— Given request —
Output the records exactly. Include every line.

** START OF Information provided **

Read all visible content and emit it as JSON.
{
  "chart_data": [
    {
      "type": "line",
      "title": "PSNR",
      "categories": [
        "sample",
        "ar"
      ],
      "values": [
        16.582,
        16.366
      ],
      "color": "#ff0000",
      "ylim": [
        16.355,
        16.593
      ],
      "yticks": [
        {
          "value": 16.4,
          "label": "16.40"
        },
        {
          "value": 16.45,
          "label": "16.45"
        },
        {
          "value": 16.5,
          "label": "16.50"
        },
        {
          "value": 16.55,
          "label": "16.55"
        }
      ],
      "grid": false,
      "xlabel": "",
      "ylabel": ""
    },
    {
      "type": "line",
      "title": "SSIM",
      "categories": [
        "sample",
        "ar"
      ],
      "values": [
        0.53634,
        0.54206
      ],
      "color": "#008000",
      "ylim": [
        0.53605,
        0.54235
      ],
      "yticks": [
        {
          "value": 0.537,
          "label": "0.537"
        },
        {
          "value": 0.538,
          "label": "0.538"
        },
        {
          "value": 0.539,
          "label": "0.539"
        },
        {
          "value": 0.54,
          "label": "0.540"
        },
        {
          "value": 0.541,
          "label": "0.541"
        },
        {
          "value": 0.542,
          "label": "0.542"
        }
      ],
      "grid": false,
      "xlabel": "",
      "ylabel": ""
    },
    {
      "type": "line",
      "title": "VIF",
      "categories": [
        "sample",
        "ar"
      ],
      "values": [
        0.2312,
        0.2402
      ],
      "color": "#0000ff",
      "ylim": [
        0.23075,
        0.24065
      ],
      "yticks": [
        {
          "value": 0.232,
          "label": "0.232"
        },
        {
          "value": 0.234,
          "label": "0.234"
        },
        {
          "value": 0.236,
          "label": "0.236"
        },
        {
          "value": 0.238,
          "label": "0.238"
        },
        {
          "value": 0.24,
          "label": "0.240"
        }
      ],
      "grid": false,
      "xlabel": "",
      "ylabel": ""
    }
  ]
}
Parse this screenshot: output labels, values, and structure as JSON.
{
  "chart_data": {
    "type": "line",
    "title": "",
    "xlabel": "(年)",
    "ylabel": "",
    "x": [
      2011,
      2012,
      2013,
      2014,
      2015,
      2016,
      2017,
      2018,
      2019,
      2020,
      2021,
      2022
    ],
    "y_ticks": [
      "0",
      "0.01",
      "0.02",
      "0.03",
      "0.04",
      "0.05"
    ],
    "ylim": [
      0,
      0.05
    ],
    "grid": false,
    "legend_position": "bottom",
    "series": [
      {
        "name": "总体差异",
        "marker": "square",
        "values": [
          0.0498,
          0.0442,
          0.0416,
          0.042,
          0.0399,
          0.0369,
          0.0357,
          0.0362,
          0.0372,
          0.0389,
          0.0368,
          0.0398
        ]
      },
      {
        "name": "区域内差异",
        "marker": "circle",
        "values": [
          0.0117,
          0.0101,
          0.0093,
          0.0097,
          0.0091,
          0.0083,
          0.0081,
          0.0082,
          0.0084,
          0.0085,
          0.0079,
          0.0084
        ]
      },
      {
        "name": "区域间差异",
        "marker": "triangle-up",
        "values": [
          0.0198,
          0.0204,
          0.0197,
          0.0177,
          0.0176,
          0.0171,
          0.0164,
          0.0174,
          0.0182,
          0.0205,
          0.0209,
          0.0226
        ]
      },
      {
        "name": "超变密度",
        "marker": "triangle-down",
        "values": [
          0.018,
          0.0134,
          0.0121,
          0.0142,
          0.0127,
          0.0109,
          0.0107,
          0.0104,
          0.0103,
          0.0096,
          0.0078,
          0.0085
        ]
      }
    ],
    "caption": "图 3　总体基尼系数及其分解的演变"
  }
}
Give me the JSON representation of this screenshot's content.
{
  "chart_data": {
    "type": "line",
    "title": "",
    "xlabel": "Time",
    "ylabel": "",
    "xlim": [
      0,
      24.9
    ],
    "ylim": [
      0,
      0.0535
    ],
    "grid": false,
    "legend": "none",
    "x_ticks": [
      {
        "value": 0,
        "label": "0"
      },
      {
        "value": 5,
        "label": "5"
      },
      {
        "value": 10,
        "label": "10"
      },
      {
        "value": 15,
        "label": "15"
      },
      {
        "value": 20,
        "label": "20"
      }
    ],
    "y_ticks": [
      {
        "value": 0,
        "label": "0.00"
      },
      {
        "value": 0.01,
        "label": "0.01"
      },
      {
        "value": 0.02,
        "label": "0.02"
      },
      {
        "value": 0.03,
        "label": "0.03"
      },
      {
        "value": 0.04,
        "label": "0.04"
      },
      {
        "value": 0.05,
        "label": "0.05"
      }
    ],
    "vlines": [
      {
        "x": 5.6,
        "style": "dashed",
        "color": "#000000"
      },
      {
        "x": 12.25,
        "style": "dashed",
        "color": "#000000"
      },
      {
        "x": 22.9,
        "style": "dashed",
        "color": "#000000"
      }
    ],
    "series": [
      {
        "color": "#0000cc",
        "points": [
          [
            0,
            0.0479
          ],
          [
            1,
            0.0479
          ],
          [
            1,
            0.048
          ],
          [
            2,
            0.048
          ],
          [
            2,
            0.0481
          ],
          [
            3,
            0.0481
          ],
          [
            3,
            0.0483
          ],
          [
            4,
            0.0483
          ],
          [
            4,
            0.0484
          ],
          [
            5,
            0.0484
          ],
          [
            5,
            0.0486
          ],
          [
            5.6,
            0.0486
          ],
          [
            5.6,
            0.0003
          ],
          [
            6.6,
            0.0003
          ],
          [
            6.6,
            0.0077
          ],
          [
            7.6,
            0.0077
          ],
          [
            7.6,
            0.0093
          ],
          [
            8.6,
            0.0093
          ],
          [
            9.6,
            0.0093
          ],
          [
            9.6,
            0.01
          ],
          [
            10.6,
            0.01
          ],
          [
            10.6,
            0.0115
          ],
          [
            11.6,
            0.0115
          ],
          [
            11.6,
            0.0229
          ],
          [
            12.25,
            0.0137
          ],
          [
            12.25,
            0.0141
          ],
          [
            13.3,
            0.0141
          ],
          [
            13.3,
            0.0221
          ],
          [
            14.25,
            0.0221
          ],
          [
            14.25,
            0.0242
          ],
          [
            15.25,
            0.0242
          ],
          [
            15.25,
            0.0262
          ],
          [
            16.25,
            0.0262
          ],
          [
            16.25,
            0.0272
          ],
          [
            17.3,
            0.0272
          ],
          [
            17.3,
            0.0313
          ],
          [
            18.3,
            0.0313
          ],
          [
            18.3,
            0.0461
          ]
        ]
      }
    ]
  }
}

** END OF Information provided **

— Answer to the exercise —
Read all visible content and emit it as JSON.
{
  "chart_data": [
    {
      "type": "line",
      "title": "PSNR",
      "categories": [
        "sample",
        "ar"
      ],
      "values": [
        16.582,
        16.366
      ],
      "color": "#ff0000",
      "ylim": [
        16.355,
        16.593
      ],
      "yticks": [
        {
          "value": 16.4,
          "label": "16.40"
        },
        {
          "value": 16.45,
          "label": "16.45"
        },
        {
          "value": 16.5,
          "label": "16.50"
        },
        {
          "value": 16.55,
          "label": "16.55"
        }
      ],
      "grid": false,
      "xlabel": "",
      "ylabel": ""
    },
    {
      "type": "line",
      "title": "SSIM",
      "categories": [
        "sample",
        "ar"
      ],
      "values": [
        0.53634,
        0.54206
      ],
      "color": "#008000",
      "ylim": [
        0.53605,
        0.54235
      ],
      "yticks": [
        {
          "value": 0.537,
          "label": "0.537"
        },
        {
          "value": 0.538,
          "label": "0.538"
        },
        {
          "value": 0.539,
          "label": "0.539"
        },
        {
          "value": 0.54,
          "label": "0.540"
        },
        {
          "value": 0.541,
          "label": "0.541"
        },
        {
          "value": 0.542,
          "label": "0.542"
        }
      ],
      "grid": false,
      "xlabel": "",
      "ylabel": ""
    },
    {
      "type": "line",
      "title": "VIF",
      "categories": [
        "sample",
        "ar"
      ],
      "values": [
        0.2312,
        0.2402
      ],
      "color": "#0000ff",
      "ylim": [
        0.23075,
        0.24065
      ],
      "yticks": [
        {
          "value": 0.232,
          "label": "0.232"
        },
        {
          "value": 0.234,
          "label": "0.234"
        },
        {
          "value": 0.236,
          "label": "0.236"
        },
        {
          "value": 0.238,
          "label": "0.238"
        },
        {
          "value": 0.24,
          "label": "0.240"
        }
      ],
      "grid": false,
      "xlabel": "",
      "ylabel": ""
    }
  ]
}
Parse this screenshot: output labels, values, and structure as JSON.
{
  "chart_data": {
    "type": "line",
    "title": "",
    "xlabel": "(年)",
    "ylabel": "",
    "x": [
      2011,
      2012,
      2013,
      2014,
      2015,
      2016,
      2017,
      2018,
      2019,
      2020,
      2021,
      2022
    ],
    "y_ticks": [
      "0",
      "0.01",
      "0.02",
      "0.03",
      "0.04",
      "0.05"
    ],
    "ylim": [
      0,
      0.05
    ],
    "grid": false,
    "legend_position": "bottom",
    "series": [
      {
        "name": "总体差异",
        "marker": "square",
        "values": [
          0.0498,
          0.0442,
          0.0416,
          0.042,
          0.0399,
          0.0369,
          0.0357,
          0.0362,
          0.0372,
          0.0389,
          0.0368,
          0.0398
        ]
      },
      {
        "name": "区域内差异",
        "marker": "circle",
        "values": [
          0.0117,
          0.0101,
          0.0093,
          0.0097,
          0.0091,
          0.0083,
          0.0081,
          0.0082,
          0.0084,
          0.0085,
          0.0079,
          0.0084
        ]
      },
      {
        "name": "区域间差异",
        "marker": "triangle-up",
        "values": [
          0.0198,
          0.0204,
          0.0197,
          0.0177,
          0.0176,
          0.0171,
          0.0164,
          0.0174,
          0.0182,
          0.0205,
          0.0209,
          0.0226
        ]
      },
      {
        "name": "超变密度",
        "marker": "triangle-down",
        "values": [
          0.018,
          0.0134,
          0.0121,
          0.0142,
          0.0127,
          0.0109,
          0.0107,
          0.0104,
          0.0103,
          0.0096,
          0.0078,
          0.0085
        ]
      }
    ],
    "caption": "图 3　总体基尼系数及其分解的演变"
  }
}
Give me the JSON representation of this screenshot's content.
{
  "chart_data": {
    "type": "line",
    "title": "",
    "xlabel": "Time",
    "ylabel": "",
    "xlim": [
      0,
      24.9
    ],
    "ylim": [
      0,
      0.0535
    ],
    "grid": false,
    "legend": "none",
    "x_ticks": [
      {
        "value": 0,
        "label": "0"
      },
      {
        "value": 5,
        "label": "5"
      },
      {
        "value": 10,
        "label": "10"
      },
      {
        "value": 15,
        "label": "15"
      },
      {
        "value": 20,
        "label": "20"
      }
    ],
    "y_ticks": [
      {
        "value": 0,
        "label": "0.00"
      },
      {
        "value": 0.01,
        "label": "0.01"
      },
      {
        "value": 0.02,
        "label": "0.02"
      },
      {
        "value": 0.03,
        "label": "0.03"
      },
      {
        "value": 0.04,
        "label": "0.04"
      },
      {
        "value": 0.05,
        "label": "0.05"
      }
    ],
    "vlines": [
      {
        "x": 5.6,
        "style": "dashed",
        "color": "#000000"
      },
      {
        "x": 12.25,
        "style": "dashed",
        "color": "#000000"
      },
      {
        "x": 22.9,
        "style": "dashed",
        "color": "#000000"
      }
    ],
    "series": [
      {
        "color": "#0000cc",
        "points": [
          [
            0,
            0.0479
          ],
          [
            1,
            0.0479
          ],
          [
            1,
            0.048
          ],
          [
            2,
            0.048
          ],
          [
            2,
            0.0481
          ],
          [
            3,
            0.0481
          ],
          [
            3,
            0.0483
          ],
          [
            4,
            0.0483
          ],
          [
            4,
            0.0484
          ],
          [
            5,
            0.0484
          ],
          [
            5,
            0.0486
          ],
          [
            5.6,
            0.0486
          ],
          [
            5.6,
            0.0003
          ],
          [
            6.6,
            0.0003
          ],
          [
            6.6,
            0.0077
          ],
          [
            7.6,
            0.0077
          ],
          [
            7.6,
            0.0093
          ],
          [
            8.6,
            0.0093
          ],
          [
            9.6,
            0.0093
          ],
          [
            9.6,
            0.01
          ],
          [
            10.6,
            0.01
          ],
          [
            10.6,
            0.0115
          ],
          [
            11.6,
            0.0115
          ],
          [
            11.6,
            0.0229
          ],
          [
            12.25,
            0.0137
          ],
          [
            12.25,
            0.0141
          ],
          [
            13.3,
            0.0141
          ],
          [
            13.3,
            0.0221
          ],
          [
            14.25,
            0.0221
          ],
          [
            14.25,
            0.0242
          ],
          [
            15.25,
            0.0242
          ],
          [
            15.25,
            0.0262
          ],
          [
            16.25,
            0.0262
          ],
          [
            16.25,
            0.0272
          ],
          [
            17.3,
            0.0272
          ],
          [
            17.3,
            0.0313
          ],
          [
            18.3,
            0.0313
          ],
          [
            18.3,
            0.0461
          ]
        ]
      }
    ]
  }
}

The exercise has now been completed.